L’impression erronée que donnent les données inexactes peut entraîner une déception et décourager les investissements ultérieurs, ce qui requiert une attention urgente. « Résoudre ce problème est la chose la plus facile à faire. Nous devons investir dans l’exploitation et la collecte de données, ce que les gouvernements n’ont pas très bien fait à mon avis. »

 

Les industries créatives

Ce sont là quelques-unes des questions que l’équipe de l’ASP espère mettre en lumière lors du sommet Africa Soft Power, qui se tient à Kigali jusqu’au 27 mai. Il s’agit avant tout d’inciter les dirigeants et les acteurs africains à prendre conscience de l’importance de la construction et de la promotion des systèmes qui permettront au continent d’accroître son pouvoir d’attraction.

Et il s’agit d’investir davantage dans son infrastructure culturelle et numérique afin de soutenir la créativité et d’autres formes de compétences non techniques qui ont un impact considérable sur la façon dont le continent est perçu, ce qui a ensuite un effet concomitant sur sa capacité à fournir les infrastructures dures qui sont plus traditionnellement associées au développement et au progrès, telles que les écoles et les hôpitaux.

« Nous devons réfléchir à la manière de définir les éléments qui stimulent l’industrie créative et la technologie sur le continent, des éléments dont nous savons qu’ils créent des emplois et auxquels les jeunes s’intéressent beaucoup. Ce sont les domaines qui nous offrent les plus grandes opportunités en termes de compétitivité dans l’économie mondiale, et c’est donc une partie de ce que nous cherchons à faire. »

Les questions d’égalité entre les hommes et les femmes au centre de l’attention. « Nous ne pouvons pas séparer la croissance économique du continent de l’inclusion des femmes et que nous n’irons nulle part si nous n’incluons pas effectivement les femmes », insiste Nkiru Balonwu.

Lignes extraites:
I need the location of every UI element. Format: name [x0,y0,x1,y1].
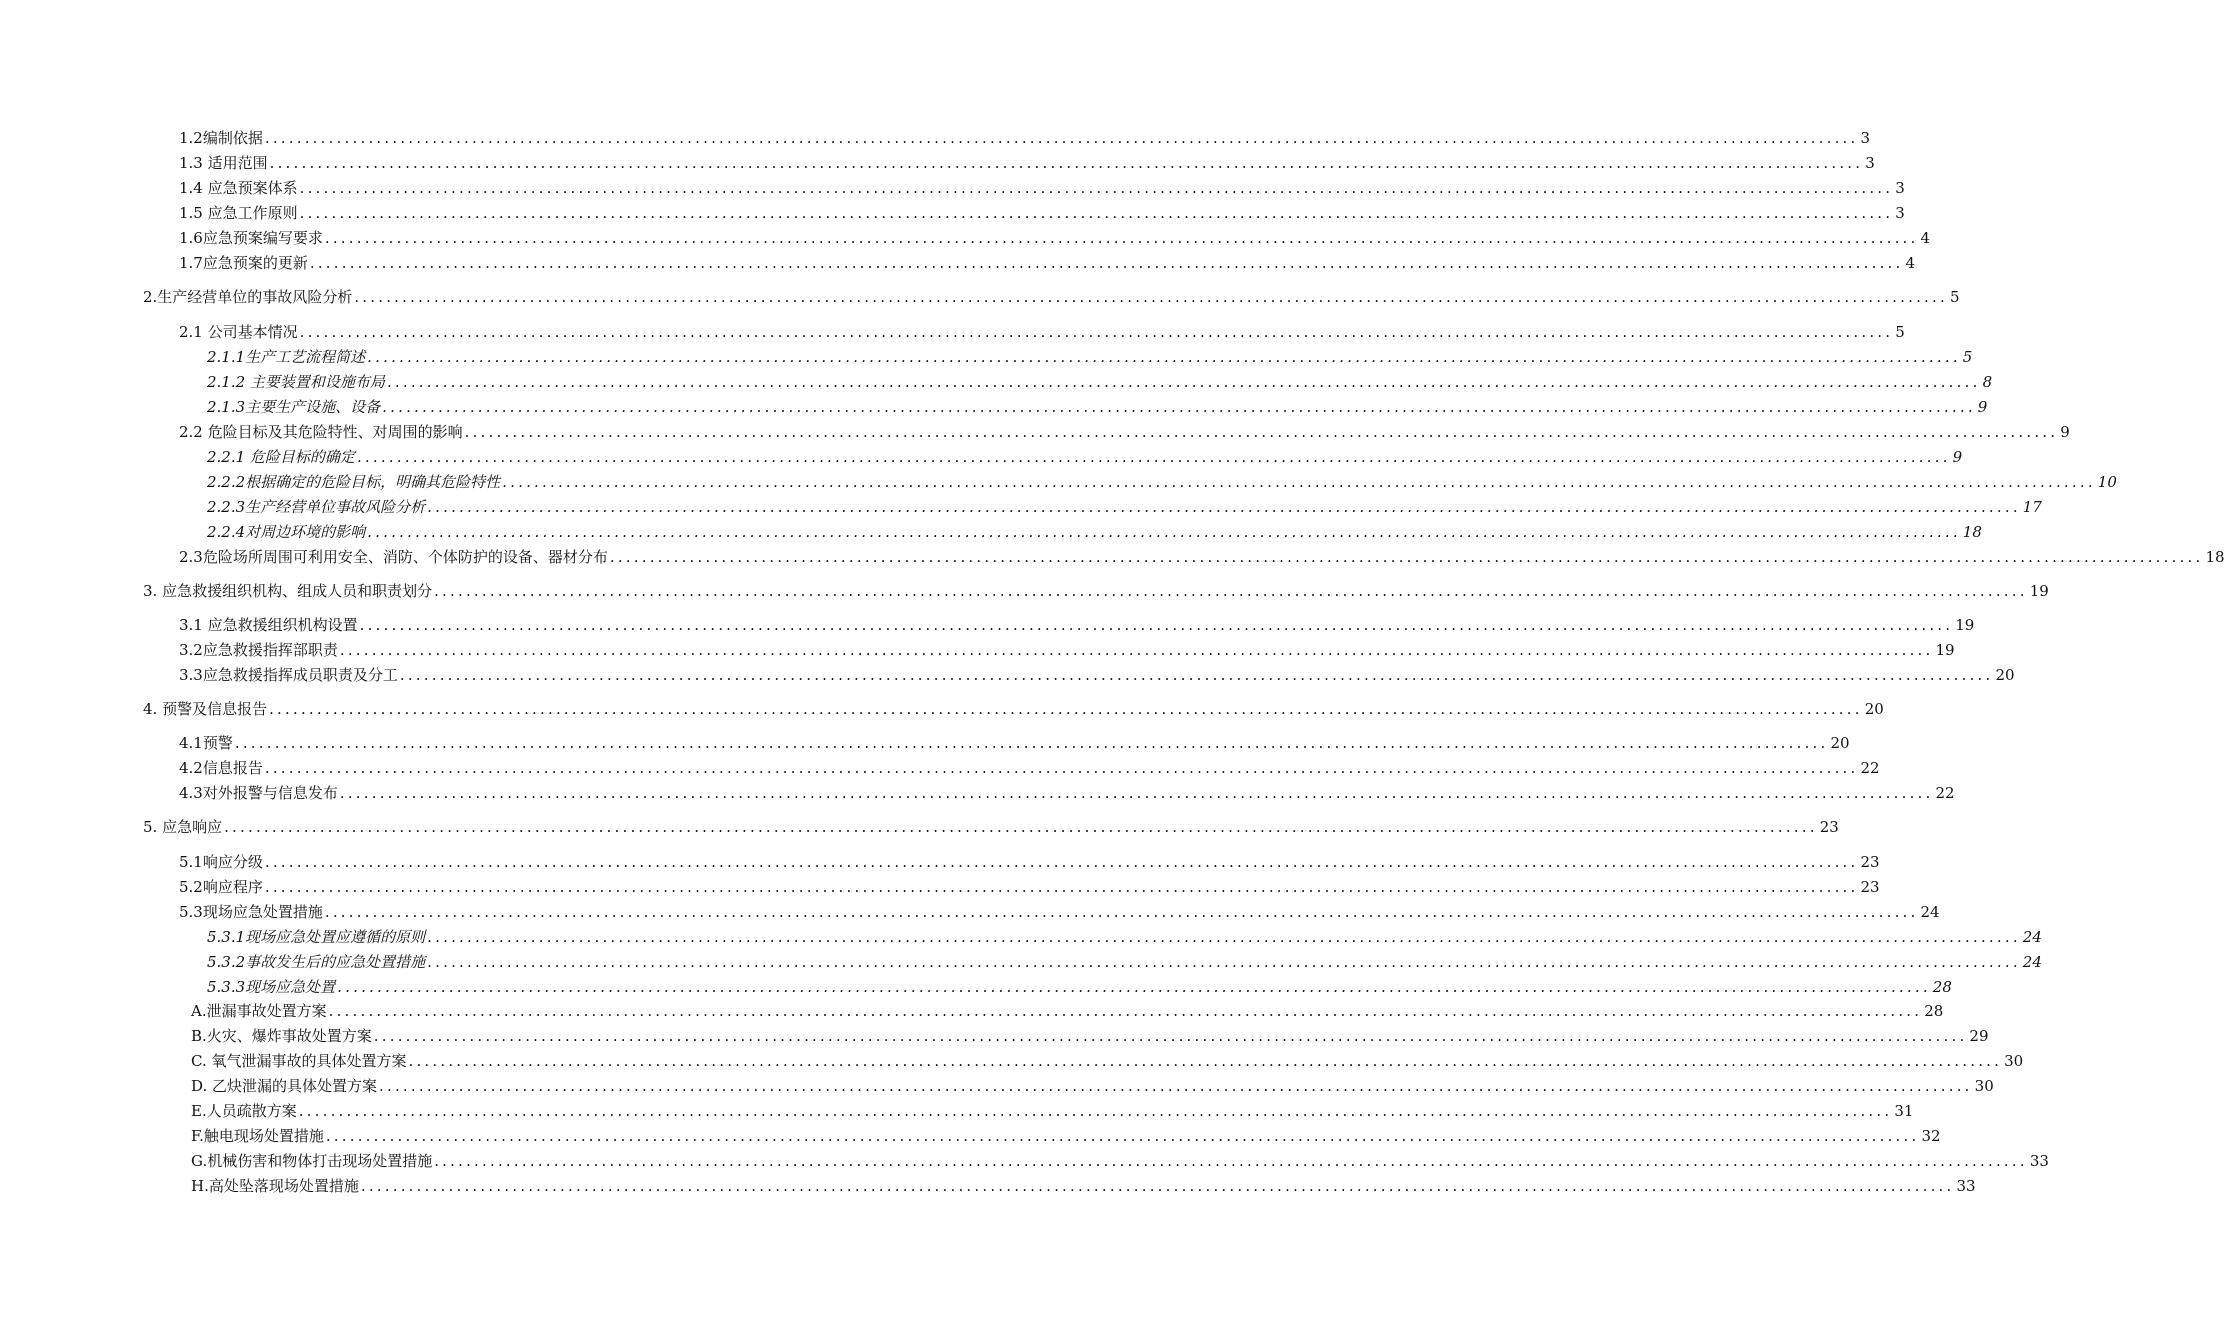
toc-entry-page-number: 5 [1949,288,1960,306]
toc-entry[interactable] [191,1026,1989,1046]
toc-entry[interactable] [179,758,1880,778]
dot-leader: ........................................................................................................................................................................................................ [309,254,1904,272]
toc-entry[interactable] [179,640,1955,660]
toc-entry-label: 5.3.3现场应急处置 [207,978,336,996]
dot-leader: ........................................................................................................................................................................................................ [399,666,1994,684]
toc-entry-page-number: 22 [1935,784,1955,802]
toc-entry[interactable] [191,1176,1976,1196]
toc-entry-page-number: 5 [1895,323,1905,341]
toc-entry[interactable] [207,952,2042,972]
toc-entry-page-number: 10 [2097,473,2117,491]
toc-entry-page-number: 20 [1864,700,1884,718]
toc-entry-page-number: 4 [1920,229,1931,247]
toc-entry-page-number: 24 [1920,903,1940,921]
toc-entry-page-number: 9 [1952,448,1963,466]
dot-leader: ........................................................................................................................................................................................................ [609,548,2204,566]
toc-entry[interactable] [207,977,1952,997]
toc-entry[interactable] [143,817,1839,837]
toc-entry-label: 4. 预警及信息报告 [143,700,268,718]
toc-entry[interactable] [191,1001,1944,1021]
toc-entry-label: 1.6应急预案编写要求 [179,229,323,247]
toc-entry-page-number: 9 [1977,398,1988,416]
dot-leader: ........................................................................................................................................................................................................ [356,448,1951,466]
toc-entry-label: E.人员疏散方案 [191,1102,297,1120]
toc-entry-label: C. 氧气泄漏事故的具体处置方案 [191,1052,407,1070]
toc-entry[interactable] [191,1051,2024,1071]
dot-leader: ........................................................................................................................................................................................................ [427,498,2021,516]
toc-entry-page-number: 4 [1905,254,1916,272]
toc-entry-label: 5.1响应分级 [179,853,263,871]
toc-entry[interactable] [179,228,1931,248]
toc-entry-page-number: 30 [1974,1077,1994,1095]
dot-leader: ........................................................................................................................................................................................................ [269,154,1864,172]
toc-entry-label: 3. 应急救援组织机构、组成人员和职责划分 [143,582,433,600]
dot-leader: ........................................................................................................................................................................................................ [434,1152,2028,1170]
toc-entry-label: 4.1预警 [179,734,233,752]
toc-entry-page-number: 22 [1860,759,1880,777]
toc-entry-page-number: 9 [2060,423,2070,441]
toc-entry-page-number: 23 [1860,878,1880,896]
dot-leader: ........................................................................................................................................................................................................ [298,1102,1893,1120]
dot-leader: ........................................................................................................................................................................................................ [360,1177,1955,1195]
toc-entry[interactable] [207,497,2042,517]
toc-entry-label: 2.1.3主要生产设施、设备 [207,398,381,416]
toc-entry-page-number: 33 [1956,1177,1976,1195]
dot-leader: ........................................................................................................................................................................................................ [434,582,2028,600]
toc-entry-page-number: 17 [2022,498,2042,516]
toc-entry[interactable] [207,372,1993,392]
dot-leader: ........................................................................................................................................................................................................ [373,1027,1968,1045]
toc-entry[interactable] [143,581,2049,601]
toc-entry-label: 1.3 适用范围 [179,154,268,172]
toc-entry[interactable] [207,347,1973,367]
toc-entry-page-number: 33 [2029,1152,2049,1170]
toc-entry[interactable] [207,927,2042,947]
toc-entry[interactable] [179,783,1955,803]
toc-entry[interactable] [179,253,1916,273]
toc-entry[interactable] [143,287,1960,307]
toc-entry[interactable] [179,203,1905,223]
toc-entry-label: A.泄漏事故处置方案 [191,1002,327,1020]
toc-entry[interactable] [179,733,1850,753]
toc-entry[interactable] [179,877,1880,897]
dot-leader: ........................................................................................................................................................................................................ [354,288,1948,306]
toc-entry-page-number: 29 [1969,1027,1989,1045]
dot-leader: ........................................................................................................................................................................................................ [299,179,1894,197]
toc-entry-page-number: 20 [1830,734,1850,752]
toc-entry-page-number: 5 [1962,348,1973,366]
toc-entry[interactable] [191,1126,1941,1146]
dot-leader: ........................................................................................................................................................................................................ [224,818,1818,836]
dot-leader: ........................................................................................................................................................................................................ [464,423,2059,441]
dot-leader: ........................................................................................................................................................................................................ [339,784,1934,802]
toc-entry-label: 4.2信息报告 [179,759,263,777]
dot-leader: ........................................................................................................................................................................................................ [427,953,2021,971]
toc-entry-label: 2.3危险场所周围可利用安全、消防、个体防护的设备、器材分布 [179,548,608,566]
toc-entry-page-number: 19 [2029,582,2049,600]
toc-entry-page-number: 3 [1895,204,1905,222]
toc-entry-label: 2.1 公司基本情况 [179,323,298,341]
toc-entry-page-number: 19 [1955,616,1975,634]
toc-entry[interactable] [207,522,1982,542]
toc-entry-label: 3.1 应急救援组织机构设置 [179,616,358,634]
toc-entry[interactable] [179,178,1905,198]
dot-leader: ........................................................................................................................................................................................................ [234,734,1829,752]
toc-entry[interactable] [179,547,2225,567]
toc-entry[interactable] [143,699,1884,719]
toc-entry-label: 2.1.2 主要装置和设施布局 [207,373,385,391]
dot-leader: ........................................................................................................................................................................................................ [359,616,1954,634]
dot-leader: ........................................................................................................................................................................................................ [427,928,2021,946]
toc-entry-label: 3.3应急救援指挥成员职责及分工 [179,666,398,684]
toc-entry-page-number: 24 [2022,928,2042,946]
toc-entry-page-number: 3 [1860,129,1871,147]
dot-leader: ........................................................................................................................................................................................................ [379,1077,1973,1095]
toc-entry-label: G.机械伤害和物体打击现场处置措施 [191,1152,433,1170]
toc-entry-page-number: 3 [1865,154,1875,172]
toc-entry[interactable] [207,397,1988,417]
toc-entry[interactable] [179,322,1905,342]
toc-entry-label: 2.2.1 危险目标的确定 [207,448,355,466]
toc-entry-page-number: 28 [1924,1002,1944,1020]
dot-leader: ........................................................................................................................................................................................................ [337,978,1931,996]
toc-entry-page-number: 8 [1982,373,1993,391]
dot-leader: ........................................................................................................................................................................................................ [299,323,1894,341]
toc-entry-label: 5.2响应程序 [179,878,263,896]
toc-entry-label: 5.3现场应急处置措施 [179,903,323,921]
toc-entry-label: 3.2应急救援指挥部职责 [179,641,338,659]
toc-entry[interactable] [207,472,2117,492]
dot-leader: ........................................................................................................................................................................................................ [339,641,1934,659]
toc-entry-label: 1.2编制依据 [179,129,263,147]
dot-leader: ........................................................................................................................................................................................................ [324,229,1919,247]
toc-entry[interactable] [179,902,1940,922]
toc-entry-page-number: 28 [1932,978,1952,996]
toc-entry-label: 2.2.4对周边环境的影响 [207,523,366,541]
toc-entry-label: 2.生产经营单位的事故风险分析 [143,288,353,306]
dot-leader: ........................................................................................................................................................................................................ [328,1002,1923,1020]
dot-leader: ........................................................................................................................................................................................................ [264,878,1859,896]
toc-entry-label: 1.5 应急工作原则 [179,204,298,222]
dot-leader: ........................................................................................................................................................................................................ [325,1127,1920,1145]
toc-entry-page-number: 32 [1921,1127,1941,1145]
dot-leader: ........................................................................................................................................................................................................ [408,1052,2003,1070]
dot-leader: ........................................................................................................................................................................................................ [264,759,1859,777]
toc-entry-page-number: 18 [2205,548,2225,566]
toc-entry-page-number: 3 [1895,179,1905,197]
toc-entry-label: B.火灾、爆炸事故处置方案 [191,1027,372,1045]
toc-entry-label: F.触电现场处置措施 [191,1127,324,1145]
dot-leader: ........................................................................................................................................................................................................ [386,373,1981,391]
toc-entry[interactable] [191,1076,1994,1096]
dot-leader: ........................................................................................................................................................................................................ [382,398,1976,416]
toc-entry-label: D. 乙炔泄漏的具体处置方案 [191,1077,378,1095]
toc-entry[interactable] [179,153,1875,173]
toc-entry-page-number: 20 [1995,666,2015,684]
toc-entry-label: 1.7应急预案的更新 [179,254,308,272]
toc-entry[interactable] [207,447,1963,467]
toc-entry[interactable] [191,1101,1914,1121]
toc-entry-label: H.高处坠落现场处置措施 [191,1177,359,1195]
toc-entry-page-number: 18 [1962,523,1982,541]
toc-entry-page-number: 19 [1935,641,1955,659]
toc-entry-label: 2.1.1生产工艺流程简述 [207,348,366,366]
toc-entry-label: 2.2 危险目标及其危险特性、对周围的影响 [179,423,463,441]
toc-entry-label: 5.3.1现场应急处置应遵循的原则 [207,928,426,946]
toc-entry-label: 1.4 应急预案体系 [179,179,298,197]
toc-entry-label: 4.3对外报警与信息发布 [179,784,338,802]
toc-entry-page-number: 23 [1819,818,1839,836]
toc-entry-page-number: 24 [2022,953,2042,971]
toc-entry[interactable] [179,665,2015,685]
dot-leader: ........................................................................................................................................................................................................ [367,348,1961,366]
toc-entry-label: 2.2.3生产经营单位事故风险分析 [207,498,426,516]
toc-entry-page-number: 30 [2004,1052,2024,1070]
dot-leader: ........................................................................................................................................................................................................ [367,523,1961,541]
toc-entry[interactable] [179,615,1975,635]
dot-leader: ........................................................................................................................................................................................................ [264,129,1859,147]
toc-entry-page-number: 23 [1860,853,1880,871]
toc-entry-page-number: 31 [1894,1102,1914,1120]
dot-leader: ........................................................................................................................................................................................................ [502,473,2096,491]
dot-leader: ........................................................................................................................................................................................................ [264,853,1859,871]
toc-entry-label: 5. 应急响应 [143,818,223,836]
dot-leader: ........................................................................................................................................................................................................ [269,700,1863,718]
toc-entry[interactable] [179,128,1871,148]
toc-entry[interactable] [191,1151,2049,1171]
toc-entry-label: 2.2.2根据确定的危险目标，明确其危险特性 [207,473,501,491]
dot-leader: ........................................................................................................................................................................................................ [299,204,1894,222]
toc-entry-label: 5.3.2事故发生后的应急处置措施 [207,953,426,971]
toc-entry[interactable] [179,422,2070,442]
toc-entry[interactable] [179,852,1880,872]
dot-leader: ........................................................................................................................................................................................................ [324,903,1919,921]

Tâche à réaliser: Dans l'extrait sur le sommet Africa Soft Power, recopiez à l'identique tout ce qui va de « L’impression erronée que » jusqu'à « son pouvoir d’attraction. ».

Réponse rédigée:
L’impression erronée que donnent les données inexactes peut entraîner une déception et décourager les investissements ultérieurs, ce qui requiert une attention urgente. « Résoudre ce problème est la chose la plus facile à faire. Nous devons investir dans l’exploitation et la collecte de données, ce que les gouvernements n’ont pas très bien fait à mon avis. »

 

Les industries créatives

Ce sont là quelques-unes des questions que l’équipe de l’ASP espère mettre en lumière lors du sommet Africa Soft Power, qui se tient à Kigali jusqu’au 27 mai. Il s’agit avant tout d’inciter les dirigeants et les acteurs africains à prendre conscience de l’importance de la construction et de la promotion des systèmes qui permettront au continent d’accroître son pouvoir d’attraction.